### Stated goal 1
Answer these questions about the forum thread on bike components.
(a) How long is the warranty on the Pinarello frames?
(b) Which Shimano model of cassette and chain did teams use throughout the 2009 season?
(c) Compared to which chainsets can a Cat 1 cyclist feel the flex in the SRAM Red chainset?
### Stated goal 2
Rewrite the forum thread on bike components starting at "## toonraid" and ending at "to do Campy.", replacing "Campy" with "Campagnolo".

### Document passage
--- BEGIN ---

My biggest concern is the structural integrity of the Pinarello frames. I've read way too much about cracked frames. And the warranty is just 2 years.


----------



## toonraid

CliveDS said:


> SRAM Red performance is fantastic but it does not give me the same impression as lets say Campy Record or Super Record. On a Dogma somehow it's better to do Campy.
> 
> For the hardcore racer SRAM is the ticket, for the type of riding I do I prefer Campy cause it's so more "solid" not to mention the way it looks and finishes a bike off.


I just wanted to know how aware you are of a bike in order to figure out how much weight I should attach to your review of Dogma.

It is a well known fact that SRAM red suffers from gear change problems which is why many including sponsored SRAM pro teams used shimano cassette and chain (DA7800 not 7900 which has its own problems) throughout the 2009 season - even SRAM has admitted to the problem and say that they have improved it for 2010 edition (funnily enough they didn't say that they resolved or fixed the problem - just that they have improved it) - the Chainset also suffers from some flex to the extent that even a Cat 1 cyclist can feel it compared to Record or DA chainsets.


----------



## CLTracer

toonraid said:


> I just wanted to know how aware you are of a bike in order to figure out how much weight I should attach to your review of Dogma.

--- END ---

### Source material

--- BEGIN ---

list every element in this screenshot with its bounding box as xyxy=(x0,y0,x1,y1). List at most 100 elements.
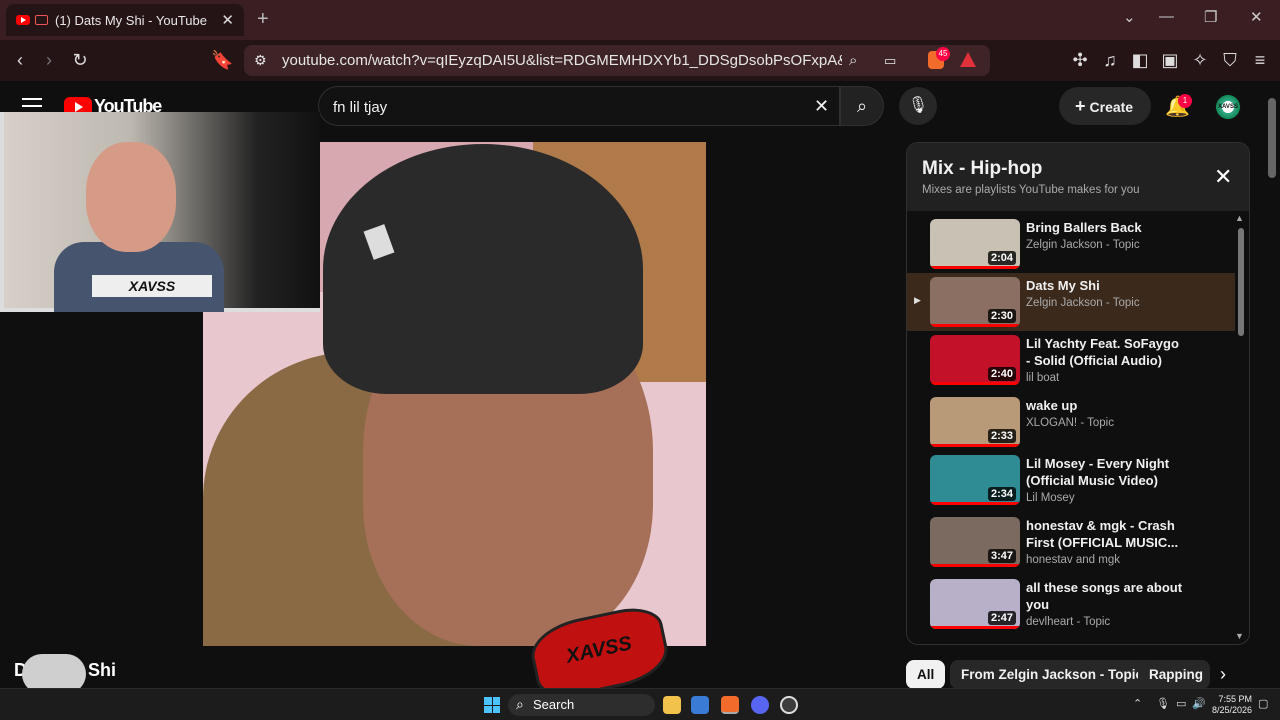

--- END ---

### Task solution 1
(a) 2 years.
(b) DA7800.
(c) Record or DA chainsets.

### Task solution 2
## toonraid

CliveDS said:


> SRAM Red performance is fantastic but it does not give me the same impression as lets say Campagnolo Record or Super Record. On a Dogma somehow it's better to do Campagnolo.